• Stored records:
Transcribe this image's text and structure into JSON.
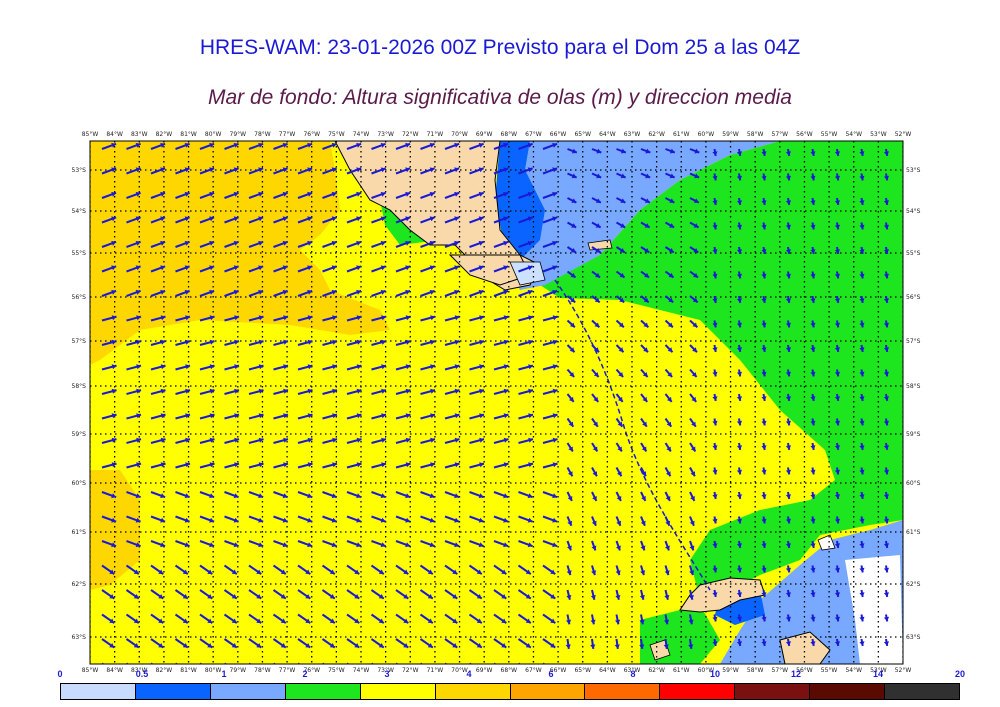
{
  "header": {
    "title": "HRES-WAM: 23-01-2026 00Z Previsto para el Dom 25 a las 04Z",
    "subtitle": "Mar de fondo: Altura significativa de olas (m) y direccion media"
  },
  "map": {
    "lon_labels": [
      "85°W",
      "84°W",
      "83°W",
      "82°W",
      "81°W",
      "80°W",
      "79°W",
      "78°W",
      "77°W",
      "76°W",
      "75°W",
      "74°W",
      "73°W",
      "72°W",
      "71°W",
      "70°W",
      "69°W",
      "68°W",
      "67°W",
      "66°W",
      "65°W",
      "64°W",
      "63°W",
      "62°W",
      "61°W",
      "60°W",
      "59°W",
      "58°W",
      "57°W",
      "56°W",
      "55°W",
      "54°W",
      "53°W",
      "52°W"
    ],
    "lat_labels": [
      "53°S",
      "54°S",
      "55°S",
      "56°S",
      "57°S",
      "58°S",
      "59°S",
      "60°S",
      "61°S",
      "62°S",
      "63°S"
    ],
    "colors": {
      "land": "#f9d9a9",
      "green": "#1ee61e",
      "yellow": "#ffff00",
      "gold": "#ffd700",
      "lightblue": "#78a8ff",
      "blue": "#0a64ff",
      "paleblue": "#cce0ff",
      "arrow": "#1a1ad6"
    }
  },
  "colorbar": {
    "labels": [
      "0",
      "0.5",
      "1",
      "2",
      "3",
      "4",
      "6",
      "8",
      "10",
      "12",
      "14",
      "20"
    ],
    "colors": [
      "#c8dcff",
      "#0a64ff",
      "#78a8ff",
      "#1ee61e",
      "#ffff00",
      "#ffd700",
      "#ffa500",
      "#ff6a00",
      "#ff0000",
      "#7a1010",
      "#5a0a00",
      "#303030"
    ]
  }
}
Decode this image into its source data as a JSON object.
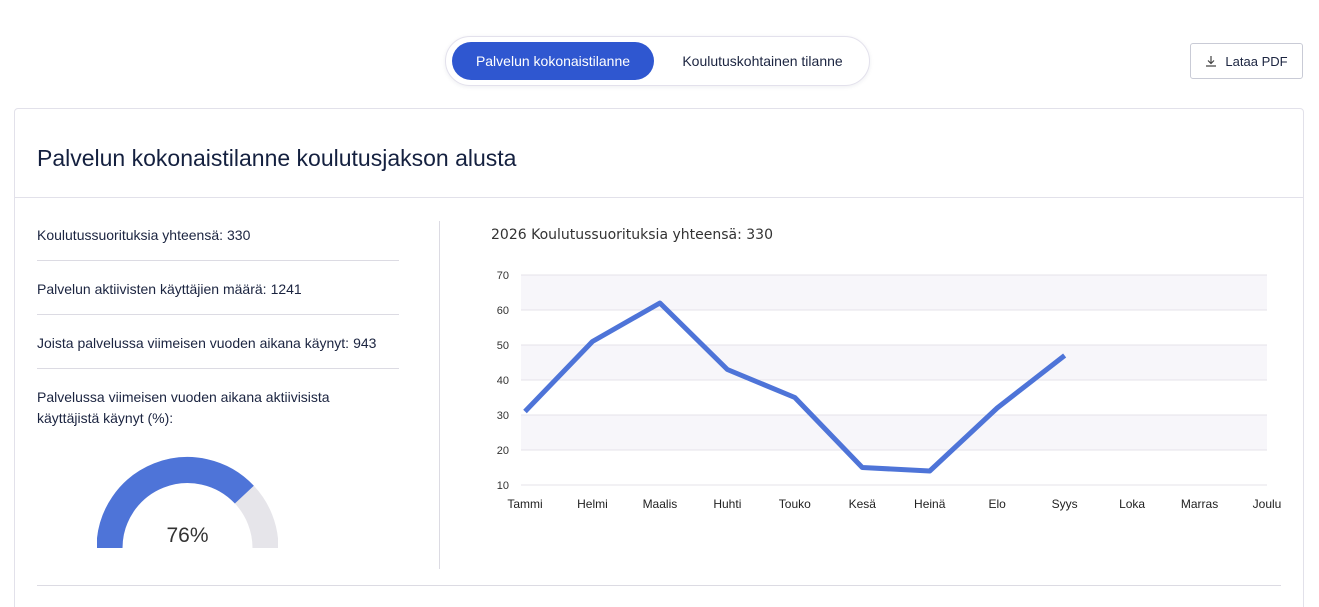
{
  "tabs": {
    "active_label": "Palvelun kokonaistilanne",
    "inactive_label": "Koulutuskohtainen tilanne"
  },
  "download_button": {
    "label": "Lataa PDF",
    "icon": "download-icon"
  },
  "card": {
    "title": "Palvelun kokonaistilanne koulutusjakson alusta"
  },
  "stats": [
    {
      "label": "Koulutussuorituksia yhteensä:",
      "value": "330"
    },
    {
      "label": "Palvelun aktiivisten käyttäjien määrä:",
      "value": "1241"
    },
    {
      "label": "Joista palvelussa viimeisen vuoden aikana käynyt:",
      "value": "943"
    }
  ],
  "gauge": {
    "label": "Palvelussa viimeisen vuoden aikana aktiivisista käyttäjistä käynyt (%):",
    "value_text": "76%",
    "value": 76,
    "color": "#4e74d8",
    "track_color": "#e6e5ea"
  },
  "chart_title": "2026 Koulutussuorituksia yhteensä: 330",
  "chart_data": {
    "type": "line",
    "categories": [
      "Tammi",
      "Helmi",
      "Maalis",
      "Huhti",
      "Touko",
      "Kesä",
      "Heinä",
      "Elo",
      "Syys",
      "Loka",
      "Marras",
      "Joulu"
    ],
    "series": [
      {
        "values": [
          31,
          51,
          62,
          43,
          35,
          15,
          14,
          32,
          47,
          null,
          null,
          null
        ],
        "color": "#4e74d8"
      }
    ],
    "yticks": [
      10,
      20,
      30,
      40,
      50,
      60,
      70
    ],
    "ylim": [
      10,
      70
    ],
    "band_color": "#f7f6fa",
    "grid": true
  }
}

• Short exercise: The records above should be reproduced exactly, with no pictures included.

• Task output:
Transcribe this image's text and structure into JSON.
{
  "header": {
    "title": "HRES-WAM: 23-01-2026 00Z Previsto para el Dom 25 a las 04Z",
    "subtitle": "Mar de fondo: Altura significativa de olas (m) y direccion media"
  },
  "map": {
    "lon_labels": [
      "85°W",
      "84°W",
      "83°W",
      "82°W",
      "81°W",
      "80°W",
      "79°W",
      "78°W",
      "77°W",
      "76°W",
      "75°W",
      "74°W",
      "73°W",
      "72°W",
      "71°W",
      "70°W",
      "69°W",
      "68°W",
      "67°W",
      "66°W",
      "65°W",
      "64°W",
      "63°W",
      "62°W",
      "61°W",
      "60°W",
      "59°W",
      "58°W",
      "57°W",
      "56°W",
      "55°W",
      "54°W",
      "53°W",
      "52°W"
    ],
    "lat_labels": [
      "53°S",
      "54°S",
      "55°S",
      "56°S",
      "57°S",
      "58°S",
      "59°S",
      "60°S",
      "61°S",
      "62°S",
      "63°S"
    ],
    "colors": {
      "land": "#f9d9a9",
      "green": "#1ee61e",
      "yellow": "#ffff00",
      "gold": "#ffd700",
      "lightblue": "#78a8ff",
      "blue": "#0a64ff",
      "paleblue": "#cce0ff",
      "arrow": "#1a1ad6"
    }
  },
  "colorbar": {
    "labels": [
      "0",
      "0.5",
      "1",
      "2",
      "3",
      "4",
      "6",
      "8",
      "10",
      "12",
      "14",
      "20"
    ],
    "colors": [
      "#c8dcff",
      "#0a64ff",
      "#78a8ff",
      "#1ee61e",
      "#ffff00",
      "#ffd700",
      "#ffa500",
      "#ff6a00",
      "#ff0000",
      "#7a1010",
      "#5a0a00",
      "#303030"
    ]
  }
}
Decode this image into its source data as a JSON object.
{
  "tabs": {
    "active_label": "Palvelun kokonaistilanne",
    "inactive_label": "Koulutuskohtainen tilanne"
  },
  "download_button": {
    "label": "Lataa PDF",
    "icon": "download-icon"
  },
  "card": {
    "title": "Palvelun kokonaistilanne koulutusjakson alusta"
  },
  "stats": [
    {
      "label": "Koulutussuorituksia yhteensä:",
      "value": "330"
    },
    {
      "label": "Palvelun aktiivisten käyttäjien määrä:",
      "value": "1241"
    },
    {
      "label": "Joista palvelussa viimeisen vuoden aikana käynyt:",
      "value": "943"
    }
  ],
  "gauge": {
    "label": "Palvelussa viimeisen vuoden aikana aktiivisista käyttäjistä käynyt (%):",
    "value_text": "76%",
    "value": 76,
    "color": "#4e74d8",
    "track_color": "#e6e5ea"
  },
  "chart_title": "2026 Koulutussuorituksia yhteensä: 330",
  "chart_data": {
    "type": "line",
    "categories": [
      "Tammi",
      "Helmi",
      "Maalis",
      "Huhti",
      "Touko",
      "Kesä",
      "Heinä",
      "Elo",
      "Syys",
      "Loka",
      "Marras",
      "Joulu"
    ],
    "series": [
      {
        "values": [
          31,
          51,
          62,
          43,
          35,
          15,
          14,
          32,
          47,
          null,
          null,
          null
        ],
        "color": "#4e74d8"
      }
    ],
    "yticks": [
      10,
      20,
      30,
      40,
      50,
      60,
      70
    ],
    "ylim": [
      10,
      70
    ],
    "band_color": "#f7f6fa",
    "grid": true
  }
}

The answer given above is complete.